**Texte:**
****
PUBLICATION
« La comparaison de l’efficience des systèmes juridiques et la résilience des canevas de raisonnement : le cas du droit des sociétés par actions », dans Pierre-Emmanuel Moyse (dir.), Quelle performance? De l’efficacité sociale à l’entreprise citoyenne, Montréal, Thémis, 2013, 187-202.
Résumé
Les stéréotypes que les traditions juridiques de common law et de droit civil entretiennent complaisamment l’une à propos de l’autre sont toujours prompts à resurgir, enracinés qu’ils sont dans la longue durée des incompréhensions mutuelles, des séductions cachées et des rancunes héritées. À l’inverse du juriste positiviste ingénu, c’est dans cet environnement historico-juridique et ce contexte intellectuel que le comparatiste évolue et qu’il affine l’essence de sa pensée en vue de faire valoir ses propres canevas de raisonnement.
Au juriste, plus qu’à l’économiste, il appartient de fixer les limites du droit, ses fonctions et ses ambitions. On regrettera, dès lors, le primat de l’économique sur le juridique dans la construction du droit des sociétés par actions. Comparer l’efficience des systèmes juridiques, certes, mais résister aux stéréotypes réducteurs et prendre acte de la résilience de canevas de raisonnement s’impose à nous juristes, et au juriste québécois peut-être plus qu’à un autre en raison de son ancrage dans un ordre juridique mixte, comme un impératif catégorique.
****
**Données fournies:**
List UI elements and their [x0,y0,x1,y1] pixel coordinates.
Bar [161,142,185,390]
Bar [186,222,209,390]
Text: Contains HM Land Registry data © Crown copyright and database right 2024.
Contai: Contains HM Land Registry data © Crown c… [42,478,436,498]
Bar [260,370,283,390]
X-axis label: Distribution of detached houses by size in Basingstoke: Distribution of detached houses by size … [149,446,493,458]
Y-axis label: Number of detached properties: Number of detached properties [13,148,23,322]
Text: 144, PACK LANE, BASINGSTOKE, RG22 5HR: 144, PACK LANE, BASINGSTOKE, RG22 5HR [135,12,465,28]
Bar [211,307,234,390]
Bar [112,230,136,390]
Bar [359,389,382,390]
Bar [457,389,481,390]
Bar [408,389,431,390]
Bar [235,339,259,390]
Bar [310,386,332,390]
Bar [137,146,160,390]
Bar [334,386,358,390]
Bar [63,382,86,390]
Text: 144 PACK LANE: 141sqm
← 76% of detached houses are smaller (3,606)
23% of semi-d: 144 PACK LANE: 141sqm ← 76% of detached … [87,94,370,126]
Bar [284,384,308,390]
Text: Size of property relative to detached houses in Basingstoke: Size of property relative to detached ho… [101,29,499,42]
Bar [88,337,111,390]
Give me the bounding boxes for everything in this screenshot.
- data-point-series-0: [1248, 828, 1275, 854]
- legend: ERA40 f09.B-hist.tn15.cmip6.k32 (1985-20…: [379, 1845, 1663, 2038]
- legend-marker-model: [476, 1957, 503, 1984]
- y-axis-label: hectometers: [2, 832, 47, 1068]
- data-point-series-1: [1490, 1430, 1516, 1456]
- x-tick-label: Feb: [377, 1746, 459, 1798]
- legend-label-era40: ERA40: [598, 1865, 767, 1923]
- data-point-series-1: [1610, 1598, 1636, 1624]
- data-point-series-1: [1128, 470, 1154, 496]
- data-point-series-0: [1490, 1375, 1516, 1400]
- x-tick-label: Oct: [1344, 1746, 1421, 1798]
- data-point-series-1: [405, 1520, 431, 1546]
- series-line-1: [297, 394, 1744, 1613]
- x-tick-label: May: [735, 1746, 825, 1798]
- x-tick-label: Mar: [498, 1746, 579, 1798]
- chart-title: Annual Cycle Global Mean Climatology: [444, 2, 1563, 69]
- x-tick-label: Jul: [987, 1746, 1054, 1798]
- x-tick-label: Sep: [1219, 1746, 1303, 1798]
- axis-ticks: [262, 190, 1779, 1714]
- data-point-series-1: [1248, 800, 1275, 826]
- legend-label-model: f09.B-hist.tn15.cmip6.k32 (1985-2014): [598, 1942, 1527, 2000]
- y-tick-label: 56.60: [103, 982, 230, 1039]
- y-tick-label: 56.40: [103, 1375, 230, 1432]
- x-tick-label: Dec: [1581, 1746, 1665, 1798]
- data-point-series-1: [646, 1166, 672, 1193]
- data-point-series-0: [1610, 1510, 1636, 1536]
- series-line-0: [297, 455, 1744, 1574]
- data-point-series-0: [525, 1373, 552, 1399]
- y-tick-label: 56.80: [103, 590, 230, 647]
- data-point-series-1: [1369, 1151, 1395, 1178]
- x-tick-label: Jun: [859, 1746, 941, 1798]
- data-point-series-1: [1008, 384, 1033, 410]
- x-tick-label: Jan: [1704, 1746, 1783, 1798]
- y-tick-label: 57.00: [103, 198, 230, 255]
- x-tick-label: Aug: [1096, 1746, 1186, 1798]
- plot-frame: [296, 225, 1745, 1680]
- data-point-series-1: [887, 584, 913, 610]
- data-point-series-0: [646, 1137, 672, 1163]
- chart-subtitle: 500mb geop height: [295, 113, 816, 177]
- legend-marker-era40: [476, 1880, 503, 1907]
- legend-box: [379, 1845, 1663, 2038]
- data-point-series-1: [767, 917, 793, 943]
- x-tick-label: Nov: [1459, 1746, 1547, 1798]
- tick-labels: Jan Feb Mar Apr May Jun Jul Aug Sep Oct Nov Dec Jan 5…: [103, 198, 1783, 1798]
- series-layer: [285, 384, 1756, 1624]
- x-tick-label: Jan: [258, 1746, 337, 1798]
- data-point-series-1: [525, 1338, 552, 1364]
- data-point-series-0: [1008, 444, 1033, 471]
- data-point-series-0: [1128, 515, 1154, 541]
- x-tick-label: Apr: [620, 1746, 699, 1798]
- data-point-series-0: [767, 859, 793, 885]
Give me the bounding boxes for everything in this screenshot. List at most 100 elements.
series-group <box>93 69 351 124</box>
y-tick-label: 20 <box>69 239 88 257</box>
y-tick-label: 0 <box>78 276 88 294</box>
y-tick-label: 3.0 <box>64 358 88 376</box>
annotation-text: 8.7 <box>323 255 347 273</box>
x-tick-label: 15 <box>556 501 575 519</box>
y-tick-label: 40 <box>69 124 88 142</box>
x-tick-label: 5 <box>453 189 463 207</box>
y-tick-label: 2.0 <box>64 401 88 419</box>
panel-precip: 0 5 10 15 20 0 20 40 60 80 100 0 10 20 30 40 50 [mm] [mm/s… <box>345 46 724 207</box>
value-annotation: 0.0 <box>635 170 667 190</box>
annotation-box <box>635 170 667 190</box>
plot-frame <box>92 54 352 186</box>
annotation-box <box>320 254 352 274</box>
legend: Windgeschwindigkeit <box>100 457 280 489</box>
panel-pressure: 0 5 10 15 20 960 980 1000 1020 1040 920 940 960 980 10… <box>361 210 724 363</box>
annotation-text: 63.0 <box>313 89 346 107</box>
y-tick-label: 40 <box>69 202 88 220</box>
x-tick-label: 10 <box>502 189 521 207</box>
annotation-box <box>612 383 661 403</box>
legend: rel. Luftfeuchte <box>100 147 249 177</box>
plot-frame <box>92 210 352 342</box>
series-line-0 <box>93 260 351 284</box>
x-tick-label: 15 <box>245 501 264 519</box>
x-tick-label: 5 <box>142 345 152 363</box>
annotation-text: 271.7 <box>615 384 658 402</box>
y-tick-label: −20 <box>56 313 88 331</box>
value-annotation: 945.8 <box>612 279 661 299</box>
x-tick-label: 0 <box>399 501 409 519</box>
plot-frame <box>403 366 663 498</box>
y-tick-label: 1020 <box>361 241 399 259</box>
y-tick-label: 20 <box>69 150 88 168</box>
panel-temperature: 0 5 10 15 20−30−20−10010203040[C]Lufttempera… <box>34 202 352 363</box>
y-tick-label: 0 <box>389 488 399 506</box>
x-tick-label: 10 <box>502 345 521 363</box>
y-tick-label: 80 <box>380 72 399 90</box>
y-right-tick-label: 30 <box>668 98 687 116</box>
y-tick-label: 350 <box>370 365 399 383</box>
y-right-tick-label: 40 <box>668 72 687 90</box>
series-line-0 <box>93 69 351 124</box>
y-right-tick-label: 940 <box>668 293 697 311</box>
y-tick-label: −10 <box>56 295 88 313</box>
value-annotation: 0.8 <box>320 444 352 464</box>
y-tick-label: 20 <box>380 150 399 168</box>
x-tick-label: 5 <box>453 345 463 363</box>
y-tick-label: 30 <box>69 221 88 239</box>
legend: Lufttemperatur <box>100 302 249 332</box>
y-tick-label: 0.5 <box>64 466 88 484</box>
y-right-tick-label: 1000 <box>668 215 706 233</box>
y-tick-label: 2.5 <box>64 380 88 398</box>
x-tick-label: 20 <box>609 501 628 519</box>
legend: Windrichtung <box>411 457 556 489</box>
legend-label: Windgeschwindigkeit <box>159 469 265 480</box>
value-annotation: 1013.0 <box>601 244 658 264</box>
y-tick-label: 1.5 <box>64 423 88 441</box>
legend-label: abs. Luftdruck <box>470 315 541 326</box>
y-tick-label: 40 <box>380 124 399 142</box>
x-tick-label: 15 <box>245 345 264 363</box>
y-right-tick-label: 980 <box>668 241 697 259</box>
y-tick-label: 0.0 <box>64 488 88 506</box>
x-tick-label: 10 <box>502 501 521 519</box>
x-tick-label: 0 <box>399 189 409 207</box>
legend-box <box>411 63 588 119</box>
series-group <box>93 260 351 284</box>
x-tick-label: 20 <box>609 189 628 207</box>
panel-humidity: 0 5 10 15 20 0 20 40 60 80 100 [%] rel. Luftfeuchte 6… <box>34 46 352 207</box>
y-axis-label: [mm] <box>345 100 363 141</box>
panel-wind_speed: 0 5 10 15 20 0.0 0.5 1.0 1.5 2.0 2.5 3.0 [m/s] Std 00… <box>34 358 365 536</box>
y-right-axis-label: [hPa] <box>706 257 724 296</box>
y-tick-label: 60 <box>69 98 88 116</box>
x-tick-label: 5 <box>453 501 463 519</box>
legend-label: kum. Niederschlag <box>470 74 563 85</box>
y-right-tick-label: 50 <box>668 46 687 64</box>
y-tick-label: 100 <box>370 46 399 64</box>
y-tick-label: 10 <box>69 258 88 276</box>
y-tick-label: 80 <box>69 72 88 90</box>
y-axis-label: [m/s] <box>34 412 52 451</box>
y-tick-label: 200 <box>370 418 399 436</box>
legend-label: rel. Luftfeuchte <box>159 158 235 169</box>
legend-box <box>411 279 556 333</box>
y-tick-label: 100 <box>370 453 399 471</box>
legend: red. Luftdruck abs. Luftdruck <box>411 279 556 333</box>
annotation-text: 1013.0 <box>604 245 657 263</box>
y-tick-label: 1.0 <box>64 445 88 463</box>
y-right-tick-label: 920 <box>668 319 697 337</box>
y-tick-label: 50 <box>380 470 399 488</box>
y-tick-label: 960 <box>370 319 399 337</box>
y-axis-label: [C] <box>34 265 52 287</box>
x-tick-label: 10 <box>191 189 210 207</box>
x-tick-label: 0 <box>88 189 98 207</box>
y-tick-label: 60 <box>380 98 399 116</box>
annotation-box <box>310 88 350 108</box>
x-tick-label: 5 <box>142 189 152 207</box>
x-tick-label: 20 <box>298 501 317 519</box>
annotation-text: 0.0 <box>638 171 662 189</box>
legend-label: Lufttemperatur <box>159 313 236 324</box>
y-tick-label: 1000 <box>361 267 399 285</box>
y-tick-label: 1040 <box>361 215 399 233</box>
****
**Travail à faire:**
• a. Recopiez fidèlement le passage du texte qui va de « Au juriste, plus » à « un impératif catégorique. ».
• b. Dans le texte, les stéréotypes sont enracinés dans la longue durée de plusieurs phénomènes. Énumérez-les tous.

**Corrigé:**
• a.
Au juriste, plus qu’à l’économiste, il appartient de fixer les limites du droit, ses fonctions et ses ambitions. On regrettera, dès lors, le primat de l’économique sur le juridique dans la construction du droit des sociétés par actions. Comparer l’efficience des systèmes juridiques, certes, mais résister aux stéréotypes réducteurs et prendre acte de la résilience de canevas de raisonnement s’impose à nous juristes, et au juriste québécois peut-être plus qu’à un autre en raison de son ancrage dans un ordre juridique mixte, comme un impératif catégorique.

• b. Les stéréotypes sont enracinés dans la longue durée des incompréhensions mutuelles, des séductions cachées et des rancunes héritées.